## TO DO
Reproduce each record exactly.

(Extracted records)
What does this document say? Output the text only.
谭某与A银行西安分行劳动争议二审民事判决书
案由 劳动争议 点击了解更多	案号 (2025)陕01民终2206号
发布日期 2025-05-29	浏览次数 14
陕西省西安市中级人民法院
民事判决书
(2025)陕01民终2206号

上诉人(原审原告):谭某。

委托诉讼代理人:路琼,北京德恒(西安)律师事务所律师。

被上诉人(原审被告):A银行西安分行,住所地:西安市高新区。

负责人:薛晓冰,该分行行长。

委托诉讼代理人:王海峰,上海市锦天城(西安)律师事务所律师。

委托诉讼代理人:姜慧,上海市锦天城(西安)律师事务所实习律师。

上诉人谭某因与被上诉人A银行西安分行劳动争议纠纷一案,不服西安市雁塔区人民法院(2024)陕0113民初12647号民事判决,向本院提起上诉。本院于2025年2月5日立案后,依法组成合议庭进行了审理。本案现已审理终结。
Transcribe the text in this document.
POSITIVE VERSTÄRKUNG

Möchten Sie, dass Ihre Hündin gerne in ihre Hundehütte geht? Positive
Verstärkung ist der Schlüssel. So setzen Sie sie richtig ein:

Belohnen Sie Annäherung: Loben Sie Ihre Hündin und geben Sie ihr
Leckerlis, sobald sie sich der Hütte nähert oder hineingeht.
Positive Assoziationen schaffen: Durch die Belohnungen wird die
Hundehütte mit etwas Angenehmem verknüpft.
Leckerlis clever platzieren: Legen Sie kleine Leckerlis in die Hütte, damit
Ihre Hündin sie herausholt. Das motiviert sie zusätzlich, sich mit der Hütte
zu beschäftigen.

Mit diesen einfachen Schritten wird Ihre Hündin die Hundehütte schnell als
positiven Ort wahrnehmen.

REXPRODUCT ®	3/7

## TASK RESULT
What does this document say? Output the text only.
谭某与A银行西安分行劳动争议二审民事判决书
案由 劳动争议 点击了解更多	案号 (2025)陕01民终2206号
发布日期 2025-05-29	浏览次数 14
陕西省西安市中级人民法院
民事判决书
(2025)陕01民终2206号

上诉人(原审原告):谭某。

委托诉讼代理人:路琼,北京德恒(西安)律师事务所律师。

被上诉人(原审被告):A银行西安分行,住所地:西安市高新区。

负责人:薛晓冰,该分行行长。

委托诉讼代理人:王海峰,上海市锦天城(西安)律师事务所律师。

委托诉讼代理人:姜慧,上海市锦天城(西安)律师事务所实习律师。

上诉人谭某因与被上诉人A银行西安分行劳动争议纠纷一案,不服西安市雁塔区人民法院(2024)陕0113民初12647号民事判决,向本院提起上诉。本院于2025年2月5日立案后,依法组成合议庭进行了审理。本案现已审理终结。
Transcribe the text in this document.
POSITIVE VERSTÄRKUNG

Möchten Sie, dass Ihre Hündin gerne in ihre Hundehütte geht? Positive
Verstärkung ist der Schlüssel. So setzen Sie sie richtig ein:

Belohnen Sie Annäherung: Loben Sie Ihre Hündin und geben Sie ihr
Leckerlis, sobald sie sich der Hütte nähert oder hineingeht.
Positive Assoziationen schaffen: Durch die Belohnungen wird die
Hundehütte mit etwas Angenehmem verknüpft.
Leckerlis clever platzieren: Legen Sie kleine Leckerlis in die Hütte, damit
Ihre Hündin sie herausholt. Das motiviert sie zusätzlich, sich mit der Hütte
zu beschäftigen.

Mit diesen einfachen Schritten wird Ihre Hündin die Hundehütte schnell als
positiven Ort wahrnehmen.

REXPRODUCT ®	3/7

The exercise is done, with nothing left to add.